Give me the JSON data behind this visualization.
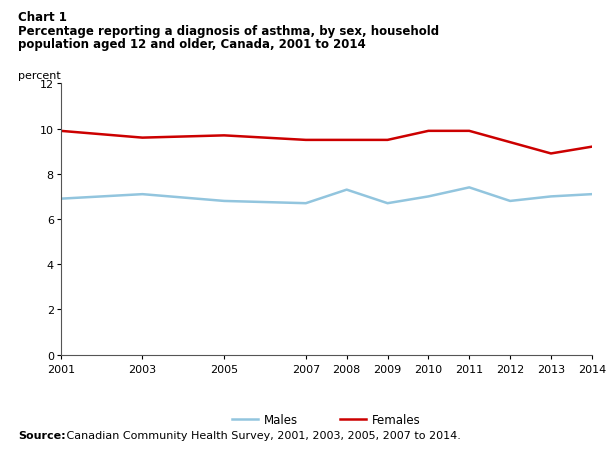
{
  "chart_label": "Chart 1",
  "title_line1": "Percentage reporting a diagnosis of asthma, by sex, household",
  "title_line2": "population aged 12 and older, Canada, 2001 to 2014",
  "ylabel": "percent",
  "source_bold": "Source:",
  "source_rest": " Canadian Community Health Survey, 2001, 2003, 2005, 2007 to 2014.",
  "years": [
    2001,
    2003,
    2005,
    2007,
    2008,
    2009,
    2010,
    2011,
    2012,
    2013,
    2014
  ],
  "males": [
    6.9,
    7.1,
    6.8,
    6.7,
    7.3,
    6.7,
    7.0,
    7.4,
    6.8,
    7.0,
    7.1
  ],
  "females": [
    9.9,
    9.6,
    9.7,
    9.5,
    9.5,
    9.5,
    9.9,
    9.9,
    9.4,
    8.9,
    9.2
  ],
  "male_color": "#92c5de",
  "female_color": "#cc0000",
  "ylim": [
    0,
    12
  ],
  "yticks": [
    0,
    2,
    4,
    6,
    8,
    10,
    12
  ],
  "xticks": [
    2001,
    2003,
    2005,
    2007,
    2008,
    2009,
    2010,
    2011,
    2012,
    2013,
    2014
  ],
  "legend_labels": [
    "Males",
    "Females"
  ],
  "background_color": "#ffffff",
  "line_width": 1.8
}
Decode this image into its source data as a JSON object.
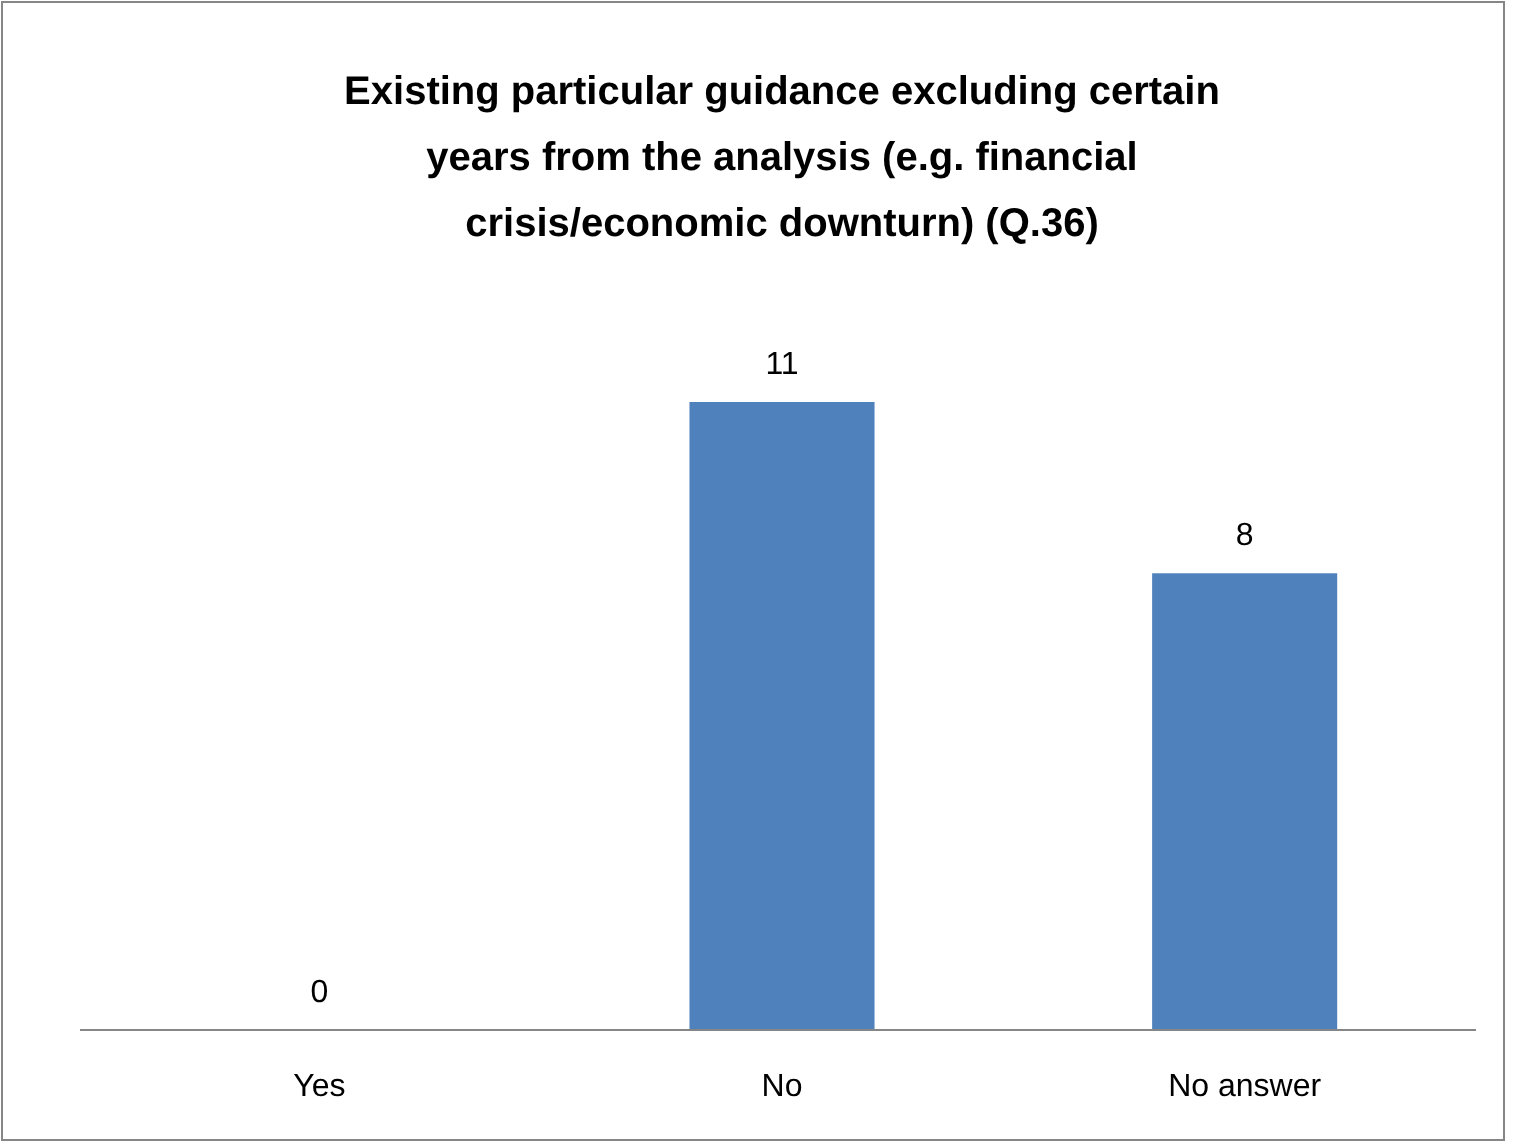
{
  "chart_data": {
    "type": "bar",
    "title": "Existing particular guidance excluding certain years from the analysis (e.g. financial crisis/economic downturn) (Q.36)",
    "categories": [
      "Yes",
      "No",
      "No answer"
    ],
    "values": [
      0,
      11,
      8
    ],
    "color": "#4f81bd",
    "data_labels": true
  }
}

------

**TASK GOAL**
Images should not appear in the copy; retype the listing above exactly.

**WRITTEN SOLUTION**
Give me the JSON data behind this visualization.
{
  "chart_label": "Chart 1",
  "title_line1": "Percentage reporting a diagnosis of asthma, by sex, household",
  "title_line2": "population aged 12 and older, Canada, 2001 to 2014",
  "ylabel": "percent",
  "source_bold": "Source:",
  "source_rest": " Canadian Community Health Survey, 2001, 2003, 2005, 2007 to 2014.",
  "years": [
    2001,
    2003,
    2005,
    2007,
    2008,
    2009,
    2010,
    2011,
    2012,
    2013,
    2014
  ],
  "males": [
    6.9,
    7.1,
    6.8,
    6.7,
    7.3,
    6.7,
    7.0,
    7.4,
    6.8,
    7.0,
    7.1
  ],
  "females": [
    9.9,
    9.6,
    9.7,
    9.5,
    9.5,
    9.5,
    9.9,
    9.9,
    9.4,
    8.9,
    9.2
  ],
  "male_color": "#92c5de",
  "female_color": "#cc0000",
  "ylim": [
    0,
    12
  ],
  "yticks": [
    0,
    2,
    4,
    6,
    8,
    10,
    12
  ],
  "xticks": [
    2001,
    2003,
    2005,
    2007,
    2008,
    2009,
    2010,
    2011,
    2012,
    2013,
    2014
  ],
  "legend_labels": [
    "Males",
    "Females"
  ],
  "background_color": "#ffffff",
  "line_width": 1.8
}
Decode this image into its source data as a JSON object.
{
  "chart_data": {
    "type": "bar",
    "title": "Existing particular guidance excluding certain years from the analysis (e.g. financial crisis/economic downturn) (Q.36)",
    "categories": [
      "Yes",
      "No",
      "No answer"
    ],
    "values": [
      0,
      11,
      8
    ],
    "color": "#4f81bd",
    "data_labels": true
  }
}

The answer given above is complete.